:: WORK REQUEST ::
Read the records beneath this task and copy every line that contains the string "ylabel".

:: DATA LISTING ::
*** Block opens ***
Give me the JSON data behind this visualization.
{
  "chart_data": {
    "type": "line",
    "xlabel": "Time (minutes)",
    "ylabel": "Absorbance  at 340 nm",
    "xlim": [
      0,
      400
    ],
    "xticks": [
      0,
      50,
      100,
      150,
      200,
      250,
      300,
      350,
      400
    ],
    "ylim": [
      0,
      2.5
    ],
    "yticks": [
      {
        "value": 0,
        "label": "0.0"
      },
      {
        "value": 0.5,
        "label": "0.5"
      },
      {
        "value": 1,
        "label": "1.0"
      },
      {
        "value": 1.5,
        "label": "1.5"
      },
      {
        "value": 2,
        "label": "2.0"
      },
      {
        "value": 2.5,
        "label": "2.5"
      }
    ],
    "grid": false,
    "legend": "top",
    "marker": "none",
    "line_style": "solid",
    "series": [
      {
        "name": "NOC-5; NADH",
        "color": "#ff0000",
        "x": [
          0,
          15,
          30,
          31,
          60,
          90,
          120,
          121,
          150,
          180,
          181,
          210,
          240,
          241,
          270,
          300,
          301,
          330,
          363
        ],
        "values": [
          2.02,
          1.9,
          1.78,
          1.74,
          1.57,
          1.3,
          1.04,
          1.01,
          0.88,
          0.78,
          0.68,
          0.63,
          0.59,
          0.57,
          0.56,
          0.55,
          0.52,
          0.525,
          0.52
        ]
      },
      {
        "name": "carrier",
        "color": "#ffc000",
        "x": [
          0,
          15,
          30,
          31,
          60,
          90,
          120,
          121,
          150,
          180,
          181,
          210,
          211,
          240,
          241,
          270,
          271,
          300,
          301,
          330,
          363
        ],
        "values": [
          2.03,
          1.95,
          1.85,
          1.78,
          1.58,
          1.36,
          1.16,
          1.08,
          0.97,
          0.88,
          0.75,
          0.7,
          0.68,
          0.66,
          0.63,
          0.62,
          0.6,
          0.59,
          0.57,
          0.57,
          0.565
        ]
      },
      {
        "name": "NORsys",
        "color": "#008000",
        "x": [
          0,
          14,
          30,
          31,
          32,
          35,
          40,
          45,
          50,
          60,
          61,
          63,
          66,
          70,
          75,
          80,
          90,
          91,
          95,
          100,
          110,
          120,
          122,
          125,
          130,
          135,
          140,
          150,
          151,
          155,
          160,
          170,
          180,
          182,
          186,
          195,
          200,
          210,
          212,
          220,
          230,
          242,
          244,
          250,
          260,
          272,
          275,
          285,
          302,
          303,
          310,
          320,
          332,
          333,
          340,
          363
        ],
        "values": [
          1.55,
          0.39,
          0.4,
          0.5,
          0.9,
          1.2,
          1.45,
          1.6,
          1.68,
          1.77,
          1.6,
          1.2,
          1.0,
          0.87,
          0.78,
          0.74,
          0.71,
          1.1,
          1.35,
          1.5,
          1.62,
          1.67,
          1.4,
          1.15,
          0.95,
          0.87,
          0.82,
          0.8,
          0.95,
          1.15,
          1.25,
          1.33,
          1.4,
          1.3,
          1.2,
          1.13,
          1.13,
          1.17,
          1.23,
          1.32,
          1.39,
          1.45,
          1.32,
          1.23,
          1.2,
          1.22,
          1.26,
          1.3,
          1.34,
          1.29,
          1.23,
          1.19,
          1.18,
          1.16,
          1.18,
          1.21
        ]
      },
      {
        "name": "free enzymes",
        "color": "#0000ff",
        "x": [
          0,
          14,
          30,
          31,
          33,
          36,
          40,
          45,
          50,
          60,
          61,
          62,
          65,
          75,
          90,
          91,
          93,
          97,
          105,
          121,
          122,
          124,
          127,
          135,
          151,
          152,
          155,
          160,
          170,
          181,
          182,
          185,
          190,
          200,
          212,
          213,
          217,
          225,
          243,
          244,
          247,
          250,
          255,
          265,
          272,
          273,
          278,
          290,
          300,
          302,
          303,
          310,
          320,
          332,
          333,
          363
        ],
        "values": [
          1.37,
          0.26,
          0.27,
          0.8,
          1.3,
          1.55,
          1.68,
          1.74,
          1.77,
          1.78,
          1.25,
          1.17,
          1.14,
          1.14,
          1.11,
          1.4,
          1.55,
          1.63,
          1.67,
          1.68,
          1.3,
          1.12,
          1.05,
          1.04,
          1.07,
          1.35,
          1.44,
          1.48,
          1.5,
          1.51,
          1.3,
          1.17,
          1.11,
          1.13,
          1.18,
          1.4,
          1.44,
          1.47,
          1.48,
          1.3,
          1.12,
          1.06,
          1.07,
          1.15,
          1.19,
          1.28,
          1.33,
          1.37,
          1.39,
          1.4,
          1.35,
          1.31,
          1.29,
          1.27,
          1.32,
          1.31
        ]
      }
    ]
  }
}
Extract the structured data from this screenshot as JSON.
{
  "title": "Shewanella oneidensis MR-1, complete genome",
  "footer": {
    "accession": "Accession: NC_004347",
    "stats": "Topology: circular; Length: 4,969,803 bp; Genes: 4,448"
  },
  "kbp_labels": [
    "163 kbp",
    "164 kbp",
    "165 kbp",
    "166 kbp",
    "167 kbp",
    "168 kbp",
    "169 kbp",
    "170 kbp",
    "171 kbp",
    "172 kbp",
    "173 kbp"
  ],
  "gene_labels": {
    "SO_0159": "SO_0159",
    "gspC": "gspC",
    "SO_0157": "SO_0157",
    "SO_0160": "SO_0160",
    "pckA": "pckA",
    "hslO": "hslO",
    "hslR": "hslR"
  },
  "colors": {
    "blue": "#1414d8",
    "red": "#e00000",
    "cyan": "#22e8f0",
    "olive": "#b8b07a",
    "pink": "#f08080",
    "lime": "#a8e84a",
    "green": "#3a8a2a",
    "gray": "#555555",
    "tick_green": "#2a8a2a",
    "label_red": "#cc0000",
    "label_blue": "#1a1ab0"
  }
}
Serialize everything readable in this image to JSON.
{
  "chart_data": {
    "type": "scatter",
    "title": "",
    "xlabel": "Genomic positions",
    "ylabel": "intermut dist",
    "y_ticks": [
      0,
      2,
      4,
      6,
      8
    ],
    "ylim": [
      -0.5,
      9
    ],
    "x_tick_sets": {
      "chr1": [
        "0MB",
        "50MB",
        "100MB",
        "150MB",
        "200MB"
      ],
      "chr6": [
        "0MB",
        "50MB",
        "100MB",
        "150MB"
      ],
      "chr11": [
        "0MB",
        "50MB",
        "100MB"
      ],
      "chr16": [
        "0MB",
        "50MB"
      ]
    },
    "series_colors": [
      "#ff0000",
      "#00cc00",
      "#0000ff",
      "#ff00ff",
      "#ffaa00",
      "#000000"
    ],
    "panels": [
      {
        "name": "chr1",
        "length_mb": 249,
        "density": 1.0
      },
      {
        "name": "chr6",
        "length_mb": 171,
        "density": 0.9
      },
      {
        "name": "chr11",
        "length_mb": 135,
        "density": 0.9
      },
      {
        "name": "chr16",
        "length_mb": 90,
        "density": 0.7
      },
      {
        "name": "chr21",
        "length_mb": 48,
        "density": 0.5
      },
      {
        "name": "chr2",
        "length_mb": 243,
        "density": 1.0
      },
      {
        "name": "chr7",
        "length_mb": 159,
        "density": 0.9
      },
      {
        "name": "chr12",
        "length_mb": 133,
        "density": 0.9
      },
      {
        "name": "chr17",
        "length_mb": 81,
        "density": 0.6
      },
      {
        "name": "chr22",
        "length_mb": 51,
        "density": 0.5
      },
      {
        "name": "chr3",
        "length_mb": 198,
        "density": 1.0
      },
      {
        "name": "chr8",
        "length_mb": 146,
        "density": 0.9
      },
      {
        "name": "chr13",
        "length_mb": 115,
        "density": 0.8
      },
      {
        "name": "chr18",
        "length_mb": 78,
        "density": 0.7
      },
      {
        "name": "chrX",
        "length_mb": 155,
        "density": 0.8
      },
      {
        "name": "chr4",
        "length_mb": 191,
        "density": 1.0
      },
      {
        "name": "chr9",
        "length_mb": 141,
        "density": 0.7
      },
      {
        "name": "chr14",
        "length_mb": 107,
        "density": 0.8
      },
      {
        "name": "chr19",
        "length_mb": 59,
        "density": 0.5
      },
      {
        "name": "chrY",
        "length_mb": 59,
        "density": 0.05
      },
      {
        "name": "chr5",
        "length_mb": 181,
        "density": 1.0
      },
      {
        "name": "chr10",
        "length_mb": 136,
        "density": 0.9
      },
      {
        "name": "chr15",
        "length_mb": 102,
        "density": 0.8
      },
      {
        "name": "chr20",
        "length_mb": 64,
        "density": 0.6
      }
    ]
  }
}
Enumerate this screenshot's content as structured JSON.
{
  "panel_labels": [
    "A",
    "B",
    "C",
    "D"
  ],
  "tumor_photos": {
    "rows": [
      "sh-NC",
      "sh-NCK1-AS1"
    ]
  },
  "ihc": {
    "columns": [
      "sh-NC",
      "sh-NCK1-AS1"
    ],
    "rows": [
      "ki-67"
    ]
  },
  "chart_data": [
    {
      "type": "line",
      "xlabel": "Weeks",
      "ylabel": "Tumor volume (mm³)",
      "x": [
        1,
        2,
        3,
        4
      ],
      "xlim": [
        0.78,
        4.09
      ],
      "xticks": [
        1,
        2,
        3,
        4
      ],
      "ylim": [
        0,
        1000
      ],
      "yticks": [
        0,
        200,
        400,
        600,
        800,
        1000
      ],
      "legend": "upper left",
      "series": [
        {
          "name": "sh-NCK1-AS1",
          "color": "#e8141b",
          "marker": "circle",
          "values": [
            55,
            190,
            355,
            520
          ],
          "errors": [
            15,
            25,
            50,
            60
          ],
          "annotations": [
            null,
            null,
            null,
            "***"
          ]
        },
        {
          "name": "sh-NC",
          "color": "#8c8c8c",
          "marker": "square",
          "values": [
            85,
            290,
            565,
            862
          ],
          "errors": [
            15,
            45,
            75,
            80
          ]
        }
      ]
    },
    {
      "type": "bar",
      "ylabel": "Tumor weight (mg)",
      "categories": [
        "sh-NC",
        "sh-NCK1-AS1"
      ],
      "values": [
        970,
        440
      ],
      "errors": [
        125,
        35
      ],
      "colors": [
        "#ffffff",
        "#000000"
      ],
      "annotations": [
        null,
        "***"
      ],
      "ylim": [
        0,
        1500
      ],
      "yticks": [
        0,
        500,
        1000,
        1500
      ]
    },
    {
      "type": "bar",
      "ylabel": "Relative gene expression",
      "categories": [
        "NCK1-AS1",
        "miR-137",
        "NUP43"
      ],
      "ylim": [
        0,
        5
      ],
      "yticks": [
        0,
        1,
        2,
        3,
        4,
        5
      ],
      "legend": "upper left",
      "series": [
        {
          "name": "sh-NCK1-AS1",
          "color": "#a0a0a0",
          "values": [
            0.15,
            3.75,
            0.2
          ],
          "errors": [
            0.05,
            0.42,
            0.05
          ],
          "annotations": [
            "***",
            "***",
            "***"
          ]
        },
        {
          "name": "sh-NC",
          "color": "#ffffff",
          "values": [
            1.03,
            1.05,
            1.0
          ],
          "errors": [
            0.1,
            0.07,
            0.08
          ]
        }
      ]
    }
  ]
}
*** Block closes ***
:: COMPLETED TASK ::
    "ylabel": "Absorbance  at 340 nm",
    "ylabel": "intermut dist",
      "ylabel": "Tumor volume (mm³)",
      "ylabel": "Tumor weight (mg)",
      "ylabel": "Relative gene expression",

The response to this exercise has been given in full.